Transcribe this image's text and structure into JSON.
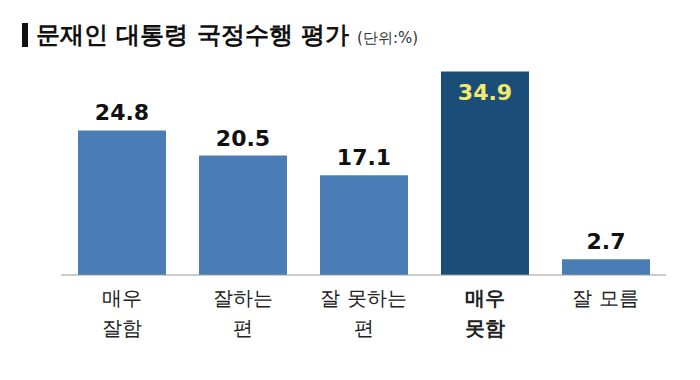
{
  "chart_data": {
    "type": "bar",
    "title": "문재인 대통령 국정수행 평가",
    "subtitle": "(단위:%)",
    "categories": [
      "매우\n잘함",
      "잘하는\n편",
      "잘 못하는\n편",
      "매우\n못함",
      "잘 모름"
    ],
    "values": [
      24.8,
      20.5,
      17.1,
      34.9,
      2.7
    ],
    "colors": [
      "#4a7cb6",
      "#4a7cb6",
      "#4a7cb6",
      "#1b4d79",
      "#4a7cb6"
    ],
    "ylim": [
      0,
      35
    ],
    "data_labels": true,
    "tick_labels": "x",
    "grid": false
  }
}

_What the task requires_. All of the entries above should be copied exactly, except for the pictures.

_Output for this task_.
Transcribe this image's text and structure into JSON.
{
  "chart_data": {
    "type": "bar",
    "title": "문재인 대통령 국정수행 평가",
    "subtitle": "(단위:%)",
    "categories": [
      "매우\n잘함",
      "잘하는\n편",
      "잘 못하는\n편",
      "매우\n못함",
      "잘 모름"
    ],
    "values": [
      24.8,
      20.5,
      17.1,
      34.9,
      2.7
    ],
    "colors": [
      "#4a7cb6",
      "#4a7cb6",
      "#4a7cb6",
      "#1b4d79",
      "#4a7cb6"
    ],
    "ylim": [
      0,
      35
    ],
    "data_labels": true,
    "tick_labels": "x",
    "grid": false
  }
}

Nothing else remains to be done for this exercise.